[Dataset records]
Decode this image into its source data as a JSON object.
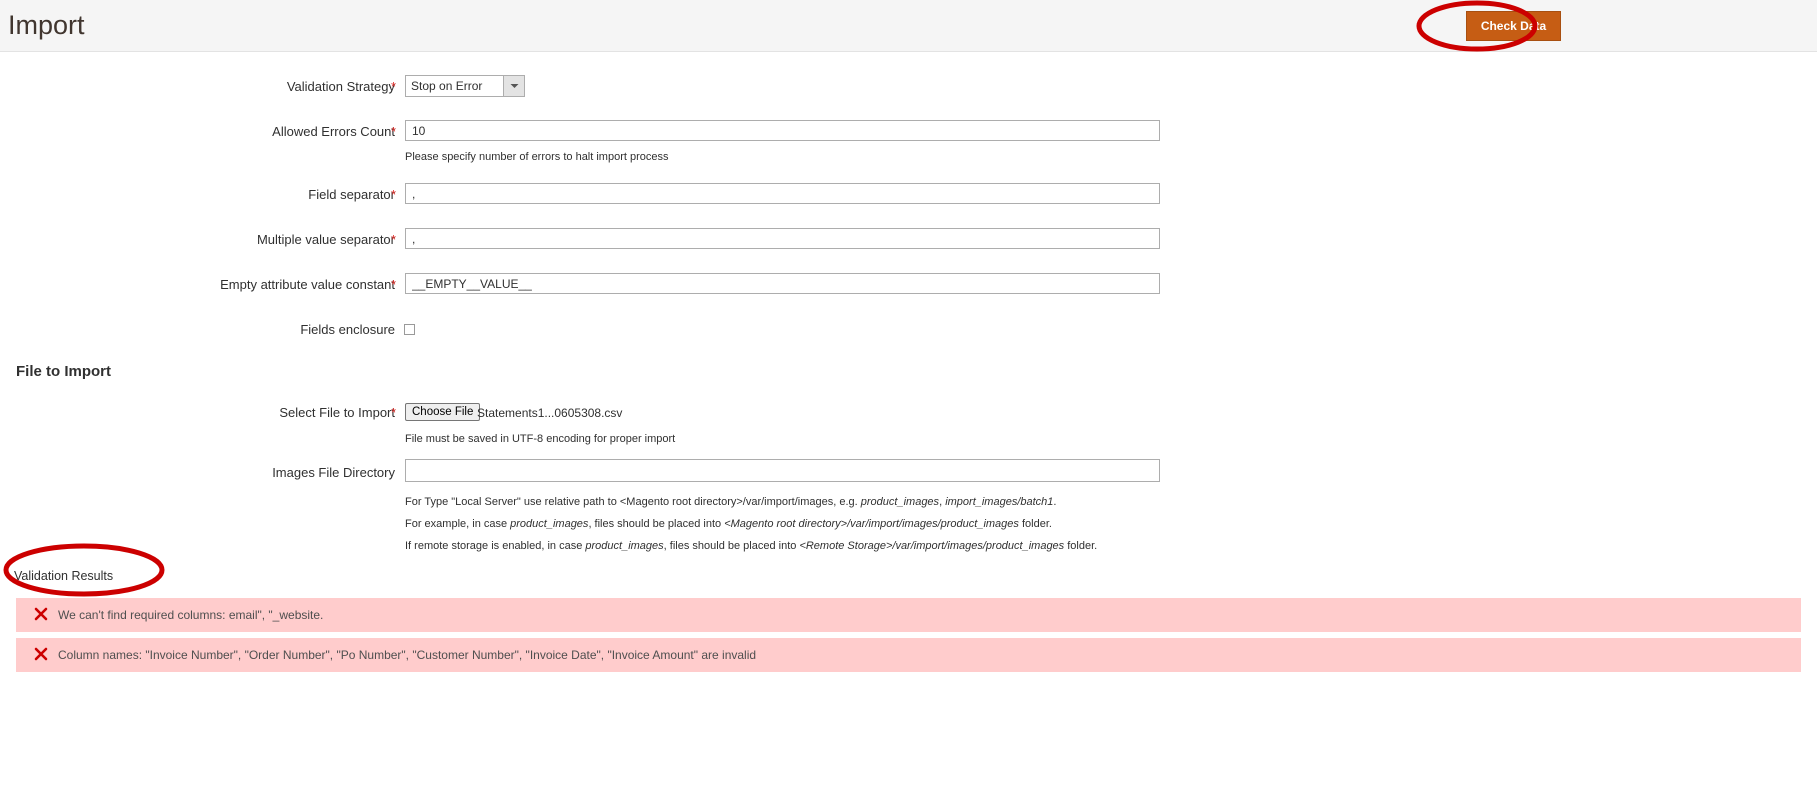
{
  "header": {
    "title": "Import",
    "check_data_label": "Check Data"
  },
  "colors": {
    "accent_button": "#c65d14",
    "annotation": "#cc0000",
    "error_background": "#ffcccc",
    "error_icon": "#cc0000",
    "required_star": "#e02b27",
    "header_background": "#f5f5f5"
  },
  "import_behavior": {
    "fields": [
      {
        "name": "validation-strategy",
        "label": "Validation Strategy",
        "required": true,
        "type": "select",
        "value": "Stop on Error"
      },
      {
        "name": "allowed-errors-count",
        "label": "Allowed Errors Count",
        "required": true,
        "type": "text",
        "value": "10",
        "note": "Please specify number of errors to halt import process"
      },
      {
        "name": "field-separator",
        "label": "Field separator",
        "required": true,
        "type": "text",
        "value": ","
      },
      {
        "name": "multiple-value-separator",
        "label": "Multiple value separator",
        "required": true,
        "type": "text",
        "value": ","
      },
      {
        "name": "empty-attribute-value-constant",
        "label": "Empty attribute value constant",
        "required": true,
        "type": "text",
        "value": "__EMPTY__VALUE__"
      },
      {
        "name": "fields-enclosure",
        "label": "Fields enclosure",
        "required": false,
        "type": "checkbox",
        "checked": false
      }
    ]
  },
  "file_to_import": {
    "section_title": "File to Import",
    "select_file": {
      "label": "Select File to Import",
      "required": true,
      "button_label": "Choose File",
      "file_name": "Statements1...0605308.csv",
      "note": "File must be saved in UTF-8 encoding for proper import"
    },
    "images_file_directory": {
      "label": "Images File Directory",
      "required": false,
      "value": "",
      "notes": [
        {
          "parts": [
            {
              "text": "For Type \"Local Server\" use relative path to <Magento root directory>/var/import/images, e.g. ",
              "italic": false
            },
            {
              "text": "product_images",
              "italic": true
            },
            {
              "text": ", ",
              "italic": false
            },
            {
              "text": "import_images/batch1",
              "italic": true
            },
            {
              "text": ".",
              "italic": false
            }
          ]
        },
        {
          "parts": [
            {
              "text": "For example, in case ",
              "italic": false
            },
            {
              "text": "product_images",
              "italic": true
            },
            {
              "text": ", files should be placed into ",
              "italic": false
            },
            {
              "text": "<Magento root directory>/var/import/images/product_images",
              "italic": true
            },
            {
              "text": " folder.",
              "italic": false
            }
          ]
        },
        {
          "parts": [
            {
              "text": "If remote storage is enabled, in case ",
              "italic": false
            },
            {
              "text": "product_images",
              "italic": true
            },
            {
              "text": ", files should be placed into ",
              "italic": false
            },
            {
              "text": "<Remote Storage>/var/import/images/product_images",
              "italic": true
            },
            {
              "text": " folder.",
              "italic": false
            }
          ]
        }
      ]
    }
  },
  "validation_results": {
    "title": "Validation Results",
    "errors": [
      {
        "icon": "error-x-icon",
        "text": "We can't find required columns: email\", \"_website."
      },
      {
        "icon": "error-x-icon",
        "text": "Column names: \"Invoice Number\", \"Order Number\", \"Po Number\", \"Customer Number\", \"Invoice Date\", \"Invoice Amount\" are invalid"
      }
    ]
  }
}
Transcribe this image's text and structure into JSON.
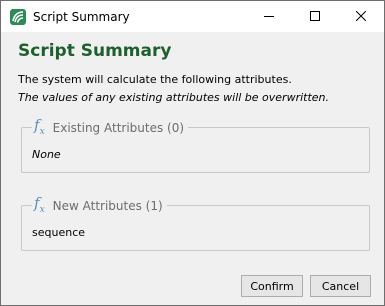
{
  "window": {
    "title": "Script Summary",
    "minimize_icon": "minimize-icon",
    "maximize_icon": "maximize-icon",
    "close_icon": "close-icon"
  },
  "dialog": {
    "heading": "Script Summary",
    "description": "The system will calculate the following attributes.",
    "warning": "The values of any existing attributes will be overwritten."
  },
  "groups": [
    {
      "icon": "function-icon",
      "label": "Existing Attributes (0)",
      "content": "None"
    },
    {
      "icon": "function-icon",
      "label": "New Attributes (1)",
      "content": "sequence"
    }
  ],
  "buttons": {
    "confirm": "Confirm",
    "cancel": "Cancel"
  },
  "colors": {
    "heading": "#1e5f2e",
    "icon": "#5a8fc0",
    "app_icon": "#2e8b57"
  }
}
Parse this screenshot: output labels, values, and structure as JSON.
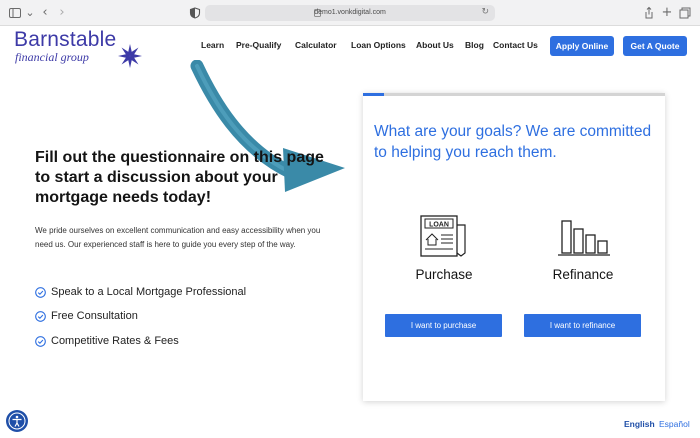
{
  "browser": {
    "url": "demo1.vonkdigital.com",
    "icons": [
      "sidebar-icon",
      "chevron-down-icon",
      "back-icon",
      "forward-icon",
      "shield-icon",
      "reload-icon",
      "share-icon",
      "new-tab-icon",
      "tabs-icon"
    ]
  },
  "logo": {
    "name": "Barnstable",
    "tagline": "financial group"
  },
  "nav": {
    "items": [
      "Learn",
      "Pre-Qualify",
      "Calculator",
      "Loan Options",
      "About Us",
      "Blog",
      "Contact Us"
    ],
    "apply_label": "Apply Online",
    "quote_label": "Get A Quote"
  },
  "hero": {
    "headline": "Fill out the questionnaire on this page to start a discussion about your mortgage needs today!",
    "intro": "We pride ourselves on excellent communication and easy accessibility when you need us. Our experienced staff is here to guide you every step of the way.",
    "features": [
      "Speak to a Local Mortgage Professional",
      "Free Consultation",
      "Competitive Rates & Fees"
    ]
  },
  "questionnaire": {
    "progress": 0.07,
    "heading": "What are your goals? We are committed to helping you reach them.",
    "options": [
      {
        "icon": "loan-document-icon",
        "icon_text": "LOAN",
        "label": "Purchase",
        "button": "I want to purchase"
      },
      {
        "icon": "bar-chart-icon",
        "label": "Refinance",
        "button": "I want to refinance"
      }
    ]
  },
  "language": {
    "english": "English",
    "spanish": "Español"
  },
  "colors": {
    "brand": "#3d3aa7",
    "accent": "#2e6fe0",
    "arrow": "#3a8aa8"
  }
}
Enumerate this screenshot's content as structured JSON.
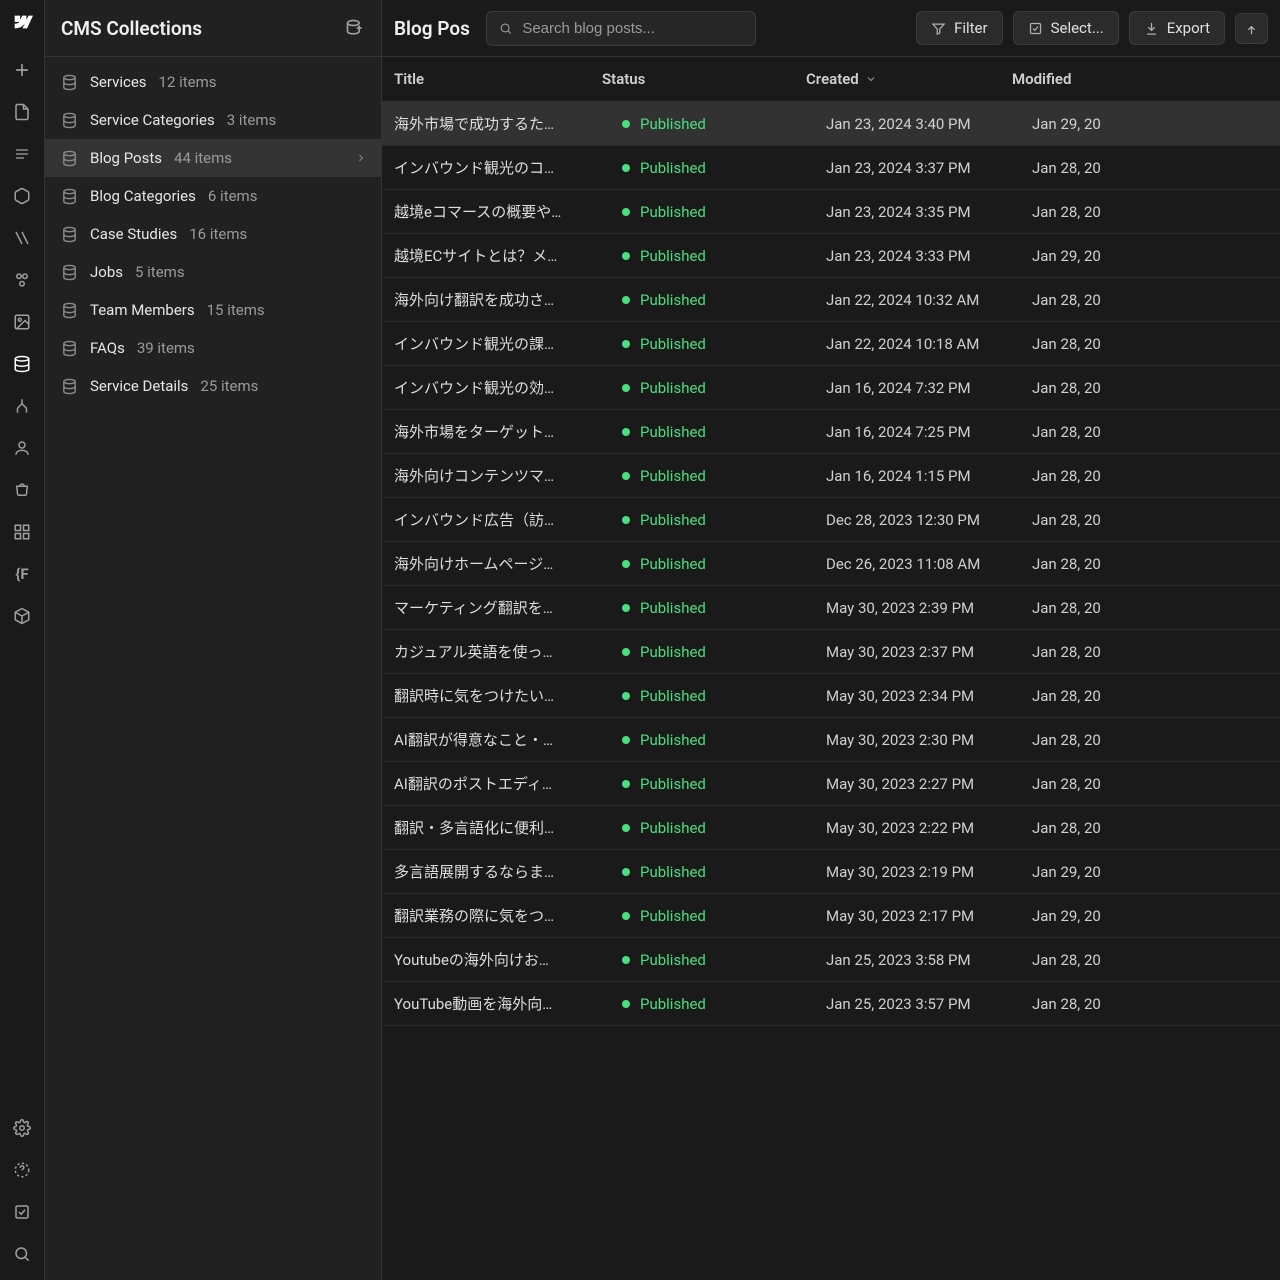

◆ WHAT TO DO
Omit pictures; set down the rest of the material word for word.

◆ RESULT OF THIS TASK
Decode this image into its source data as a JSON object.
{
  "header": {
    "title": "Import",
    "check_data_label": "Check Data"
  },
  "colors": {
    "accent_button": "#c65d14",
    "annotation": "#cc0000",
    "error_background": "#ffcccc",
    "error_icon": "#cc0000",
    "required_star": "#e02b27",
    "header_background": "#f5f5f5"
  },
  "import_behavior": {
    "fields": [
      {
        "name": "validation-strategy",
        "label": "Validation Strategy",
        "required": true,
        "type": "select",
        "value": "Stop on Error"
      },
      {
        "name": "allowed-errors-count",
        "label": "Allowed Errors Count",
        "required": true,
        "type": "text",
        "value": "10",
        "note": "Please specify number of errors to halt import process"
      },
      {
        "name": "field-separator",
        "label": "Field separator",
        "required": true,
        "type": "text",
        "value": ","
      },
      {
        "name": "multiple-value-separator",
        "label": "Multiple value separator",
        "required": true,
        "type": "text",
        "value": ","
      },
      {
        "name": "empty-attribute-value-constant",
        "label": "Empty attribute value constant",
        "required": true,
        "type": "text",
        "value": "__EMPTY__VALUE__"
      },
      {
        "name": "fields-enclosure",
        "label": "Fields enclosure",
        "required": false,
        "type": "checkbox",
        "checked": false
      }
    ]
  },
  "file_to_import": {
    "section_title": "File to Import",
    "select_file": {
      "label": "Select File to Import",
      "required": true,
      "button_label": "Choose File",
      "file_name": "Statements1...0605308.csv",
      "note": "File must be saved in UTF-8 encoding for proper import"
    },
    "images_file_directory": {
      "label": "Images File Directory",
      "required": false,
      "value": "",
      "notes": [
        {
          "parts": [
            {
              "text": "For Type \"Local Server\" use relative path to <Magento root directory>/var/import/images, e.g. ",
              "italic": false
            },
            {
              "text": "product_images",
              "italic": true
            },
            {
              "text": ", ",
              "italic": false
            },
            {
              "text": "import_images/batch1",
              "italic": true
            },
            {
              "text": ".",
              "italic": false
            }
          ]
        },
        {
          "parts": [
            {
              "text": "For example, in case ",
              "italic": false
            },
            {
              "text": "product_images",
              "italic": true
            },
            {
              "text": ", files should be placed into ",
              "italic": false
            },
            {
              "text": "<Magento root directory>/var/import/images/product_images",
              "italic": true
            },
            {
              "text": " folder.",
              "italic": false
            }
          ]
        },
        {
          "parts": [
            {
              "text": "If remote storage is enabled, in case ",
              "italic": false
            },
            {
              "text": "product_images",
              "italic": true
            },
            {
              "text": ", files should be placed into ",
              "italic": false
            },
            {
              "text": "<Remote Storage>/var/import/images/product_images",
              "italic": true
            },
            {
              "text": " folder.",
              "italic": false
            }
          ]
        }
      ]
    }
  },
  "validation_results": {
    "title": "Validation Results",
    "errors": [
      {
        "icon": "error-x-icon",
        "text": "We can't find required columns: email\", \"_website."
      },
      {
        "icon": "error-x-icon",
        "text": "Column names: \"Invoice Number\", \"Order Number\", \"Po Number\", \"Customer Number\", \"Invoice Date\", \"Invoice Amount\" are invalid"
      }
    ]
  }
}
Transcribe this image's text and structure into JSON.
{
  "window": {
    "title": "Script Summary",
    "minimize_icon": "minimize-icon",
    "maximize_icon": "maximize-icon",
    "close_icon": "close-icon"
  },
  "dialog": {
    "heading": "Script Summary",
    "description": "The system will calculate the following attributes.",
    "warning": "The values of any existing attributes will be overwritten."
  },
  "groups": [
    {
      "icon": "function-icon",
      "label": "Existing Attributes (0)",
      "content": "None"
    },
    {
      "icon": "function-icon",
      "label": "New Attributes (1)",
      "content": "sequence"
    }
  ],
  "buttons": {
    "confirm": "Confirm",
    "cancel": "Cancel"
  },
  "colors": {
    "heading": "#1e5f2e",
    "icon": "#5a8fc0",
    "app_icon": "#2e8b57"
  }
}
Parse this screenshot: output labels, values, and structure as JSON.
{
  "browser": {
    "url": "demo1.vonkdigital.com",
    "icons": [
      "sidebar-icon",
      "chevron-down-icon",
      "back-icon",
      "forward-icon",
      "shield-icon",
      "reload-icon",
      "share-icon",
      "new-tab-icon",
      "tabs-icon"
    ]
  },
  "logo": {
    "name": "Barnstable",
    "tagline": "financial group"
  },
  "nav": {
    "items": [
      "Learn",
      "Pre-Qualify",
      "Calculator",
      "Loan Options",
      "About Us",
      "Blog",
      "Contact Us"
    ],
    "apply_label": "Apply Online",
    "quote_label": "Get A Quote"
  },
  "hero": {
    "headline": "Fill out the questionnaire on this page to start a discussion about your mortgage needs today!",
    "intro": "We pride ourselves on excellent communication and easy accessibility when you need us. Our experienced staff is here to guide you every step of the way.",
    "features": [
      "Speak to a Local Mortgage Professional",
      "Free Consultation",
      "Competitive Rates & Fees"
    ]
  },
  "questionnaire": {
    "progress": 0.07,
    "heading": "What are your goals? We are committed to helping you reach them.",
    "options": [
      {
        "icon": "loan-document-icon",
        "icon_text": "LOAN",
        "label": "Purchase",
        "button": "I want to purchase"
      },
      {
        "icon": "bar-chart-icon",
        "label": "Refinance",
        "button": "I want to refinance"
      }
    ]
  },
  "language": {
    "english": "English",
    "spanish": "Español"
  },
  "colors": {
    "brand": "#3d3aa7",
    "accent": "#2e6fe0",
    "arrow": "#3a8aa8"
  }
}
Enumerate this screenshot's content as structured JSON.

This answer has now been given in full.